Task to complete
From the listing below, copy every line that contains the string "shoulder".

-- BEGIN Supplied records --

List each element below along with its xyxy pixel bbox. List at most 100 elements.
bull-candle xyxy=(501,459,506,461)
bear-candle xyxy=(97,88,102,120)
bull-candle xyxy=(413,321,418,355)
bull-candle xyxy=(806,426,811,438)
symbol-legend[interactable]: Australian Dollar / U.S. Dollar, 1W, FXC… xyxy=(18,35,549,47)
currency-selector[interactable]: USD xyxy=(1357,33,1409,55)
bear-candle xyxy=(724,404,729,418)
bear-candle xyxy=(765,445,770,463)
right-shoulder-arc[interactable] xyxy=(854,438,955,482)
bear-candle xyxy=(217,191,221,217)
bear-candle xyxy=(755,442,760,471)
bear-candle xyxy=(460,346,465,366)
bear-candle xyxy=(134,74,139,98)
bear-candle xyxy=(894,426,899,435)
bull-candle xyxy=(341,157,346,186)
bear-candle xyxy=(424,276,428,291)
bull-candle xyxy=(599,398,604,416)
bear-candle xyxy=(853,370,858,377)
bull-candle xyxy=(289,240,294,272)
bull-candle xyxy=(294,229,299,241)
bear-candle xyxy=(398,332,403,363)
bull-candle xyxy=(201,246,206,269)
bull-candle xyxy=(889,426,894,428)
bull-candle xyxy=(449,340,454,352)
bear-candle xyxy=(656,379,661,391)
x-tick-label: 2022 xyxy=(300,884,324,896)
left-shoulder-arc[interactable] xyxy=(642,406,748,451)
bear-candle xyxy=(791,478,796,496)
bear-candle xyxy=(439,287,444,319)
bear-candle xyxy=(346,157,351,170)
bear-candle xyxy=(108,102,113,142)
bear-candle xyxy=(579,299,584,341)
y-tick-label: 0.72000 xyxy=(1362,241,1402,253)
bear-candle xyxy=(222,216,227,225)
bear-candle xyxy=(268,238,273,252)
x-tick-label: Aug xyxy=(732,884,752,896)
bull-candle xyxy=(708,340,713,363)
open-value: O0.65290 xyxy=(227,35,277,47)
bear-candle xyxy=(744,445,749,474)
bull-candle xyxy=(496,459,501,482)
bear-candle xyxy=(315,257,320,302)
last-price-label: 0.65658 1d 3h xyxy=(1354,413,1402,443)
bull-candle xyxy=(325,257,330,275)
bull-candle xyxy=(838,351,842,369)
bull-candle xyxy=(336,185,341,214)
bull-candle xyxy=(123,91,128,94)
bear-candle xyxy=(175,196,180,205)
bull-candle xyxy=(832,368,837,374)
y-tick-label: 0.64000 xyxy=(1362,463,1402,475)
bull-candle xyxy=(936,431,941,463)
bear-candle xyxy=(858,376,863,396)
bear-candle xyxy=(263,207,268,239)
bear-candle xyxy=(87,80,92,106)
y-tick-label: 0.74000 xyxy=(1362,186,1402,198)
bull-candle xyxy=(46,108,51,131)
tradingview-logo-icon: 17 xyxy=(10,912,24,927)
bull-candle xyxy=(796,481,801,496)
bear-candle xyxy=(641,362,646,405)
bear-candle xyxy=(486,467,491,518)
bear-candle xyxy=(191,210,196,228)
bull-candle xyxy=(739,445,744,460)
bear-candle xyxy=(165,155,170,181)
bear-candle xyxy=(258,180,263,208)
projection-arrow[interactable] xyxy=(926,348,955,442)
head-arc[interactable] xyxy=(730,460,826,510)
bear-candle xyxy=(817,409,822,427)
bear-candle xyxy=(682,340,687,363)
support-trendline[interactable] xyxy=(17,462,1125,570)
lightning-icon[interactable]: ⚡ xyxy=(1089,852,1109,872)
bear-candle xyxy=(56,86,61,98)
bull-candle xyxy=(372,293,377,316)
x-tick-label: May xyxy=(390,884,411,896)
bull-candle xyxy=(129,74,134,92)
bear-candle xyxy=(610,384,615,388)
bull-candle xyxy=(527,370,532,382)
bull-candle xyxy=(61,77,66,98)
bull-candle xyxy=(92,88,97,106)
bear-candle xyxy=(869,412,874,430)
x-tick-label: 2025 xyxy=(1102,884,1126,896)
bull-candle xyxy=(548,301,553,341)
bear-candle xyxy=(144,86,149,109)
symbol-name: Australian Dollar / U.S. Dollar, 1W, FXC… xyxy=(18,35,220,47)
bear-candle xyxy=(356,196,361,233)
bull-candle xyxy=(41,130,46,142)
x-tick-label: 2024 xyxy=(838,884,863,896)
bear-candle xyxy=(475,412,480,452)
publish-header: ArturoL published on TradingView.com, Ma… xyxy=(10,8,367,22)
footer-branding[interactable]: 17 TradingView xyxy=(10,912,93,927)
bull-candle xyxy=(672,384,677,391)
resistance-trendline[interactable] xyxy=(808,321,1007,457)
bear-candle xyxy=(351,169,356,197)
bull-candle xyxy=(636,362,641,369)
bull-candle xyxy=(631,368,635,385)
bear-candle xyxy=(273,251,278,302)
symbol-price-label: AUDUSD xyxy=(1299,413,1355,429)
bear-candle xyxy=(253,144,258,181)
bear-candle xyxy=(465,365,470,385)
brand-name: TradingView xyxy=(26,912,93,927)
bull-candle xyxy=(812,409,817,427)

-- END Supplied records --

Answer to this problem
right-shoulder-arc[interactable] xyxy=(854,438,955,482)
left-shoulder-arc[interactable] xyxy=(642,406,748,451)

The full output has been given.